*Collected data:*
•••
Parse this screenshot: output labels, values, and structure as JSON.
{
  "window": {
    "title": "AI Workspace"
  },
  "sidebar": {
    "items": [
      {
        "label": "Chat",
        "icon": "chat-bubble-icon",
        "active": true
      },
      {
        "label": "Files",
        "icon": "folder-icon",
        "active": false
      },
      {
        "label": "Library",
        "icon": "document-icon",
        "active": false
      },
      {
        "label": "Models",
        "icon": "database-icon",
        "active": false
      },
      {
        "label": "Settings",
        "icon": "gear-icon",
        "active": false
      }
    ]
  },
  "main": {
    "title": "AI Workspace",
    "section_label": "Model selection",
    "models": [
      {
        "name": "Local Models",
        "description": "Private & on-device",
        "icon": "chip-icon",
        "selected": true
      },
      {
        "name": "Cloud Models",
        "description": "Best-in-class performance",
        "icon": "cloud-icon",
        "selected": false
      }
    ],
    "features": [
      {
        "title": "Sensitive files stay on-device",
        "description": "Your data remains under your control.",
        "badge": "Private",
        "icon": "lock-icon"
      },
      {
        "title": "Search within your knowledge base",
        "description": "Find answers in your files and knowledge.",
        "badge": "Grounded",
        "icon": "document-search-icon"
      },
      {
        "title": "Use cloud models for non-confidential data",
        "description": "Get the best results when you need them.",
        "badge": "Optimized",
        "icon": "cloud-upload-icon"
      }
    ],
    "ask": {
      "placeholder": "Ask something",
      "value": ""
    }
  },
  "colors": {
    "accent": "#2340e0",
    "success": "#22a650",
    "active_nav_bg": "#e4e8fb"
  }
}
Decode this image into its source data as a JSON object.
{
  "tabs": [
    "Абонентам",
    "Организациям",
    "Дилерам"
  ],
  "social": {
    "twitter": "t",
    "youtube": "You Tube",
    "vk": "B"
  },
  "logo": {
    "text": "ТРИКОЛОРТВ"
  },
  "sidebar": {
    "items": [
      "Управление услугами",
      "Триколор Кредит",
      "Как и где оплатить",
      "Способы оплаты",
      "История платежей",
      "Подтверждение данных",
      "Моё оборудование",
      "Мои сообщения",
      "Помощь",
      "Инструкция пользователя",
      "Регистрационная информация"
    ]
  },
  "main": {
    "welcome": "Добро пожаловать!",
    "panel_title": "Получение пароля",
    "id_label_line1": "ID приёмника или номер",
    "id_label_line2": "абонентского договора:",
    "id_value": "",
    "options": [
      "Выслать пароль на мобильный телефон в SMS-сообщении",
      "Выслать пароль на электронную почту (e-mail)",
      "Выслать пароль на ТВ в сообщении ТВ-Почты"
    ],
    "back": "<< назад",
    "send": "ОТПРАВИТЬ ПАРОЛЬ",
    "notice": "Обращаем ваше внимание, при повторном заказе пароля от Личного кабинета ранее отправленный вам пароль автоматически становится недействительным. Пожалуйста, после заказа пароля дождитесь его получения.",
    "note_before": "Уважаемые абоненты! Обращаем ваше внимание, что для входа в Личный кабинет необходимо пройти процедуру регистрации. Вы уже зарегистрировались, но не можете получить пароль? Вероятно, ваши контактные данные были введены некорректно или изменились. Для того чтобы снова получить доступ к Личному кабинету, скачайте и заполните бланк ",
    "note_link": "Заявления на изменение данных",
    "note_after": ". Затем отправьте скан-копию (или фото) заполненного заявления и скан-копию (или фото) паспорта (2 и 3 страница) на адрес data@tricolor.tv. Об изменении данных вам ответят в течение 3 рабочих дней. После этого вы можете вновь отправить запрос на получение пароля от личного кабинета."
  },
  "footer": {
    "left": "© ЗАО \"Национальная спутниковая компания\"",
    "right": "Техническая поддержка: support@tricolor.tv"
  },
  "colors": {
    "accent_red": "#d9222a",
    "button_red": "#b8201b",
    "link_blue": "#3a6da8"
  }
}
•••
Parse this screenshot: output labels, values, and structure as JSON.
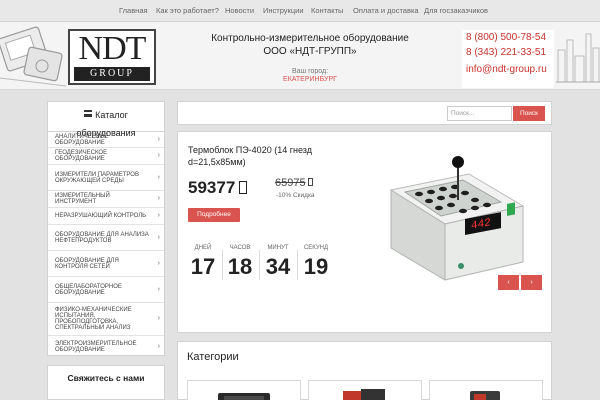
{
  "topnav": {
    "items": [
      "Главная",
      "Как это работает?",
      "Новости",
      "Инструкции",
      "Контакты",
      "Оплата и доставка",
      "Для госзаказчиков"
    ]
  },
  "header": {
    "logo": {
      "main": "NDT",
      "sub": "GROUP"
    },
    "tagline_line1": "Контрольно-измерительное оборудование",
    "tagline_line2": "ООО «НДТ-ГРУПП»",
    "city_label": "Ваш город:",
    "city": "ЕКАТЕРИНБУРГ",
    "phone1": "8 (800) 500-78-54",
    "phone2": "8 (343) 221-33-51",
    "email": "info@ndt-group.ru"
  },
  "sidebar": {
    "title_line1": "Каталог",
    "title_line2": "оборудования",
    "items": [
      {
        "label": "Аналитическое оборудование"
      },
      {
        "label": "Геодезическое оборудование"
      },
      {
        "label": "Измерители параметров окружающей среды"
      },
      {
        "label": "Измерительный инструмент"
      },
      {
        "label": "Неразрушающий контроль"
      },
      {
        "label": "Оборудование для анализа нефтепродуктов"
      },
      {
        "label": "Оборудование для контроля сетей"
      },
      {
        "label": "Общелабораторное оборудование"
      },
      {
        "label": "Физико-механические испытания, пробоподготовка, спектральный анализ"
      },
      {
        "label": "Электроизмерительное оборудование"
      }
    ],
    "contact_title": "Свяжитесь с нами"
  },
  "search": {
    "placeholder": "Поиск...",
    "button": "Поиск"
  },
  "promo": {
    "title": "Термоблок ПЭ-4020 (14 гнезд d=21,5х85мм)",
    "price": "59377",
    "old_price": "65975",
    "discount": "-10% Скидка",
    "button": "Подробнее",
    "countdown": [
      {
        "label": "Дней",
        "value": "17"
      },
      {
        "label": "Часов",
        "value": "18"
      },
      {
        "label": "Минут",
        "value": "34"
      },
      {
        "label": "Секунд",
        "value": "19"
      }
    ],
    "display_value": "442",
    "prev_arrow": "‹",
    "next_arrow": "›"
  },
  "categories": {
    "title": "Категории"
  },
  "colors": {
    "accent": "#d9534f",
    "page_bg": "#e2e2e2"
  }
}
•••
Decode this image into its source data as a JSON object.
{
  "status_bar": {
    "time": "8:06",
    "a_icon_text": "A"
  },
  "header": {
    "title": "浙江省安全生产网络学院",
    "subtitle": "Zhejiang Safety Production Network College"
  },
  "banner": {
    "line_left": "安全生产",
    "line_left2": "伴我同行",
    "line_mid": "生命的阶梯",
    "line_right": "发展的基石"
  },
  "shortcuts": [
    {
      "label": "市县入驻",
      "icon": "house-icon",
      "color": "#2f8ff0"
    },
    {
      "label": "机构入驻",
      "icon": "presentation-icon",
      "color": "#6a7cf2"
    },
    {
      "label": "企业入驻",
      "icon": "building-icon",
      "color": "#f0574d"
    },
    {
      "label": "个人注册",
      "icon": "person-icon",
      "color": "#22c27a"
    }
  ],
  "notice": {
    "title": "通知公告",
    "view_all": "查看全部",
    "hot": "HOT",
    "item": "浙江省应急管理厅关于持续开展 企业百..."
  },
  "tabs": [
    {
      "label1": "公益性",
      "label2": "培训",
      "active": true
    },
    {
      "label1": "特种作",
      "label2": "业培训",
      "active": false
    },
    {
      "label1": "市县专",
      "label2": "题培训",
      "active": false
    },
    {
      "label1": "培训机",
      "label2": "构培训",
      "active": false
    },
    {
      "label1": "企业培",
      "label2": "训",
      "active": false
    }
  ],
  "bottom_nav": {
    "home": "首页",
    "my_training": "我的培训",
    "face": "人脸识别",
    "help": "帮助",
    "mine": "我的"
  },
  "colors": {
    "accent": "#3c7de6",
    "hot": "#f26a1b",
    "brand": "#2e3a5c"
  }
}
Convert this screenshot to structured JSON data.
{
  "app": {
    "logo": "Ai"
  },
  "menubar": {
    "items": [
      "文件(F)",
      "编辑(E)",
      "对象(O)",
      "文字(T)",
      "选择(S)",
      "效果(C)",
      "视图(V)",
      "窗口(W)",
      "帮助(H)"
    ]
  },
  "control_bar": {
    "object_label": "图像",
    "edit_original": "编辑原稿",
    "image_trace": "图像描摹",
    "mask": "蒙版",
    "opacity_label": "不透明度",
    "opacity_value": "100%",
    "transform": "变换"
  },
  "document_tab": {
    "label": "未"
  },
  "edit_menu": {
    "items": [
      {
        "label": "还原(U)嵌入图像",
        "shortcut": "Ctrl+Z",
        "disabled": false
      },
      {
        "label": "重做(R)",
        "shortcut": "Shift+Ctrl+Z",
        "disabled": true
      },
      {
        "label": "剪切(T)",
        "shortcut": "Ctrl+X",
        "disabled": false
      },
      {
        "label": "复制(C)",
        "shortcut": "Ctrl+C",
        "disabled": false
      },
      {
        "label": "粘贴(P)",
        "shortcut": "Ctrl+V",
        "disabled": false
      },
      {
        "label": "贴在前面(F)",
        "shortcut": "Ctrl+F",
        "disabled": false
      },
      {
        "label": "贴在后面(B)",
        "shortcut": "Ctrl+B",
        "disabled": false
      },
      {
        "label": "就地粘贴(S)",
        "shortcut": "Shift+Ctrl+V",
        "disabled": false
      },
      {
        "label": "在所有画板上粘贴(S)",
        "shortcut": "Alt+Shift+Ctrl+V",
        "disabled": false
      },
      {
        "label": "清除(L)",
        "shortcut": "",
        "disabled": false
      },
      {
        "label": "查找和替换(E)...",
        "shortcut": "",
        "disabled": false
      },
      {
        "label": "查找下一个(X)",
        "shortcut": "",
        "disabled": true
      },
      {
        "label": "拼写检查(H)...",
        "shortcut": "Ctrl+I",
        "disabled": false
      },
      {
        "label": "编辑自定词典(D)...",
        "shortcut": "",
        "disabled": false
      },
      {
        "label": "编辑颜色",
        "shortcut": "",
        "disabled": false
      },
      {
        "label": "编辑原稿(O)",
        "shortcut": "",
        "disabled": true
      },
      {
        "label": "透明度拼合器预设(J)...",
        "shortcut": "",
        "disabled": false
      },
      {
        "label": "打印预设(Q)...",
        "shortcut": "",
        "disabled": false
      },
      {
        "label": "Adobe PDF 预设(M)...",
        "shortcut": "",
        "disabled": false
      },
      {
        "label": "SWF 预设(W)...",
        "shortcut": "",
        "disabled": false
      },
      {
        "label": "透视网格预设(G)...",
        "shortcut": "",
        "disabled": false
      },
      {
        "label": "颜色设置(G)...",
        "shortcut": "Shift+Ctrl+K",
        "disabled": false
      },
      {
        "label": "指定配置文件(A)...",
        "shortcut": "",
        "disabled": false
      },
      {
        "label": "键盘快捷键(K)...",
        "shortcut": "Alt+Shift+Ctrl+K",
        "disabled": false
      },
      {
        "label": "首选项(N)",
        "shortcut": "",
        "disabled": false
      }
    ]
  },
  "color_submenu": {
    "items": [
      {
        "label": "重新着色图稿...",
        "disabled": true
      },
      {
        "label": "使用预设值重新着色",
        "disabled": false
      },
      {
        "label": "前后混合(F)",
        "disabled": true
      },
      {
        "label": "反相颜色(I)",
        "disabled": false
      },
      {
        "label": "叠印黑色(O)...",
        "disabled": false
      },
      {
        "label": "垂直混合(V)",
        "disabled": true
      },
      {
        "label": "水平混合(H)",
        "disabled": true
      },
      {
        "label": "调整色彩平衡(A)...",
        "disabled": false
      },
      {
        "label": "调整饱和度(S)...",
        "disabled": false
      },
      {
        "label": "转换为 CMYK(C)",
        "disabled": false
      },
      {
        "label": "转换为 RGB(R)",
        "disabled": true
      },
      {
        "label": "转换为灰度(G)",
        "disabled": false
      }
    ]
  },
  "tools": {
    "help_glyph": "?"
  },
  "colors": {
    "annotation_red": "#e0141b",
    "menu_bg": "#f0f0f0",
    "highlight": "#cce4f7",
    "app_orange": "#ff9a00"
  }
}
•••
*DO THIS:* From the listing, tally every line with the word "placeholder" in it and give only the tally.

*EXERCISE OUTPUT:* 2